§ **Data for the task**:
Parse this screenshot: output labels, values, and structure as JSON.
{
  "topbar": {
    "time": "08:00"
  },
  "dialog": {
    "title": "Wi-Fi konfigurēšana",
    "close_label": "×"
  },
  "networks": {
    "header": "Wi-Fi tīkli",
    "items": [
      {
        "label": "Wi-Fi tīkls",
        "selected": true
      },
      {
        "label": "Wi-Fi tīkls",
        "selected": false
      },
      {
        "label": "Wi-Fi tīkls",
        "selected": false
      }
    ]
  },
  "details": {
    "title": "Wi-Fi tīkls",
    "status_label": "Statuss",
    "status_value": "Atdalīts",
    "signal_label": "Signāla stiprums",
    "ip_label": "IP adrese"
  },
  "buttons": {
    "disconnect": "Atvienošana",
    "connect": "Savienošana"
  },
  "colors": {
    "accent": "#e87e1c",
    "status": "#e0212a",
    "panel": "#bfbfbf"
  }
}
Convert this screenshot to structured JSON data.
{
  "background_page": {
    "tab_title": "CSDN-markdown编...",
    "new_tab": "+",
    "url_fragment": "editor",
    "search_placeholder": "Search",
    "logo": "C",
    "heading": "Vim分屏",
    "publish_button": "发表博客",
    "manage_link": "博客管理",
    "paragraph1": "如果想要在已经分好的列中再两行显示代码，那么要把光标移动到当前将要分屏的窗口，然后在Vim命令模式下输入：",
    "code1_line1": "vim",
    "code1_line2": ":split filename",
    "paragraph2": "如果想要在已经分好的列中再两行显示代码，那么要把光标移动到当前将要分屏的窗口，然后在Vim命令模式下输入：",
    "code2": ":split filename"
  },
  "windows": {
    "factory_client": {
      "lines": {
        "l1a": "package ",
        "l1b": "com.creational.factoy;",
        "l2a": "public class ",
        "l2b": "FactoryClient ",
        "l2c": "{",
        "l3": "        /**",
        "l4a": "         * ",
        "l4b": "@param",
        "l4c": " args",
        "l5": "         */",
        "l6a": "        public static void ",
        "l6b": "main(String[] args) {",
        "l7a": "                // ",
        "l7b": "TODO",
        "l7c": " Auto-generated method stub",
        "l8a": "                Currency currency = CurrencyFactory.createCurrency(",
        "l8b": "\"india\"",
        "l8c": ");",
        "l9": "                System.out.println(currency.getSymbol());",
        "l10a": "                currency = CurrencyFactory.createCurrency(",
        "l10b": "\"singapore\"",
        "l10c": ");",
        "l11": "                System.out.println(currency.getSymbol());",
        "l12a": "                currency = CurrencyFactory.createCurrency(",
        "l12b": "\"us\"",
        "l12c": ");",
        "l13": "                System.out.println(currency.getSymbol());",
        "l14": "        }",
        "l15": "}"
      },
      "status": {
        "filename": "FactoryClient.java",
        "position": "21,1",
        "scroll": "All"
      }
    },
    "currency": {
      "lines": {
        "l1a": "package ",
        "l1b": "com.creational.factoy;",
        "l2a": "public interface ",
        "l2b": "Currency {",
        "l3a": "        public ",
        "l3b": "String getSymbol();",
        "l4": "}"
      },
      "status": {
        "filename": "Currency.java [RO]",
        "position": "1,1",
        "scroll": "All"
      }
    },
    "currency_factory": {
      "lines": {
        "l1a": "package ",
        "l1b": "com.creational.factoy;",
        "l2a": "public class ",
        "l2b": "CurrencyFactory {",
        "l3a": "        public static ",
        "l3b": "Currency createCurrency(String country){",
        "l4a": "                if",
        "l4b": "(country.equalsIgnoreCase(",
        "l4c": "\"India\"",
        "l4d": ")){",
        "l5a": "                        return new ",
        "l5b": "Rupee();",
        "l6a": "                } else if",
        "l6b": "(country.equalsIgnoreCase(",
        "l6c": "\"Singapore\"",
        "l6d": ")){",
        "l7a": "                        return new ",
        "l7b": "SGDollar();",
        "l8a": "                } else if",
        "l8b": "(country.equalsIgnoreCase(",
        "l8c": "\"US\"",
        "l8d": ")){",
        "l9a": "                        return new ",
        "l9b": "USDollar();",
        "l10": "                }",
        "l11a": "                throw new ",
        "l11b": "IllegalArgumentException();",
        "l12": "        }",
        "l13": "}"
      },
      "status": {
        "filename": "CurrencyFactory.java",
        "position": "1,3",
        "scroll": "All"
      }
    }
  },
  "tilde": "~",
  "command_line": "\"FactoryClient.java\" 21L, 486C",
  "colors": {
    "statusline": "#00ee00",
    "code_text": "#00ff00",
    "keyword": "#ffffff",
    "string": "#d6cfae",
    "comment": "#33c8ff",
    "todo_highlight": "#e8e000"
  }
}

§ **Task**: Print every record above exactly as written.

§ **Solution for this problem**:
Parse this screenshot: output labels, values, and structure as JSON.
{
  "topbar": {
    "time": "08:00"
  },
  "dialog": {
    "title": "Wi-Fi konfigurēšana",
    "close_label": "×"
  },
  "networks": {
    "header": "Wi-Fi tīkli",
    "items": [
      {
        "label": "Wi-Fi tīkls",
        "selected": true
      },
      {
        "label": "Wi-Fi tīkls",
        "selected": false
      },
      {
        "label": "Wi-Fi tīkls",
        "selected": false
      }
    ]
  },
  "details": {
    "title": "Wi-Fi tīkls",
    "status_label": "Statuss",
    "status_value": "Atdalīts",
    "signal_label": "Signāla stiprums",
    "ip_label": "IP adrese"
  },
  "buttons": {
    "disconnect": "Atvienošana",
    "connect": "Savienošana"
  },
  "colors": {
    "accent": "#e87e1c",
    "status": "#e0212a",
    "panel": "#bfbfbf"
  }
}
Convert this screenshot to structured JSON data.
{
  "background_page": {
    "tab_title": "CSDN-markdown编...",
    "new_tab": "+",
    "url_fragment": "editor",
    "search_placeholder": "Search",
    "logo": "C",
    "heading": "Vim分屏",
    "publish_button": "发表博客",
    "manage_link": "博客管理",
    "paragraph1": "如果想要在已经分好的列中再两行显示代码，那么要把光标移动到当前将要分屏的窗口，然后在Vim命令模式下输入：",
    "code1_line1": "vim",
    "code1_line2": ":split filename",
    "paragraph2": "如果想要在已经分好的列中再两行显示代码，那么要把光标移动到当前将要分屏的窗口，然后在Vim命令模式下输入：",
    "code2": ":split filename"
  },
  "windows": {
    "factory_client": {
      "lines": {
        "l1a": "package ",
        "l1b": "com.creational.factoy;",
        "l2a": "public class ",
        "l2b": "FactoryClient ",
        "l2c": "{",
        "l3": "        /**",
        "l4a": "         * ",
        "l4b": "@param",
        "l4c": " args",
        "l5": "         */",
        "l6a": "        public static void ",
        "l6b": "main(String[] args) {",
        "l7a": "                // ",
        "l7b": "TODO",
        "l7c": " Auto-generated method stub",
        "l8a": "                Currency currency = CurrencyFactory.createCurrency(",
        "l8b": "\"india\"",
        "l8c": ");",
        "l9": "                System.out.println(currency.getSymbol());",
        "l10a": "                currency = CurrencyFactory.createCurrency(",
        "l10b": "\"singapore\"",
        "l10c": ");",
        "l11": "                System.out.println(currency.getSymbol());",
        "l12a": "                currency = CurrencyFactory.createCurrency(",
        "l12b": "\"us\"",
        "l12c": ");",
        "l13": "                System.out.println(currency.getSymbol());",
        "l14": "        }",
        "l15": "}"
      },
      "status": {
        "filename": "FactoryClient.java",
        "position": "21,1",
        "scroll": "All"
      }
    },
    "currency": {
      "lines": {
        "l1a": "package ",
        "l1b": "com.creational.factoy;",
        "l2a": "public interface ",
        "l2b": "Currency {",
        "l3a": "        public ",
        "l3b": "String getSymbol();",
        "l4": "}"
      },
      "status": {
        "filename": "Currency.java [RO]",
        "position": "1,1",
        "scroll": "All"
      }
    },
    "currency_factory": {
      "lines": {
        "l1a": "package ",
        "l1b": "com.creational.factoy;",
        "l2a": "public class ",
        "l2b": "CurrencyFactory {",
        "l3a": "        public static ",
        "l3b": "Currency createCurrency(String country){",
        "l4a": "                if",
        "l4b": "(country.equalsIgnoreCase(",
        "l4c": "\"India\"",
        "l4d": ")){",
        "l5a": "                        return new ",
        "l5b": "Rupee();",
        "l6a": "                } else if",
        "l6b": "(country.equalsIgnoreCase(",
        "l6c": "\"Singapore\"",
        "l6d": ")){",
        "l7a": "                        return new ",
        "l7b": "SGDollar();",
        "l8a": "                } else if",
        "l8b": "(country.equalsIgnoreCase(",
        "l8c": "\"US\"",
        "l8d": ")){",
        "l9a": "                        return new ",
        "l9b": "USDollar();",
        "l10": "                }",
        "l11a": "                throw new ",
        "l11b": "IllegalArgumentException();",
        "l12": "        }",
        "l13": "}"
      },
      "status": {
        "filename": "CurrencyFactory.java",
        "position": "1,3",
        "scroll": "All"
      }
    }
  },
  "tilde": "~",
  "command_line": "\"FactoryClient.java\" 21L, 486C",
  "colors": {
    "statusline": "#00ee00",
    "code_text": "#00ff00",
    "keyword": "#ffffff",
    "string": "#d6cfae",
    "comment": "#33c8ff",
    "todo_highlight": "#e8e000"
  }
}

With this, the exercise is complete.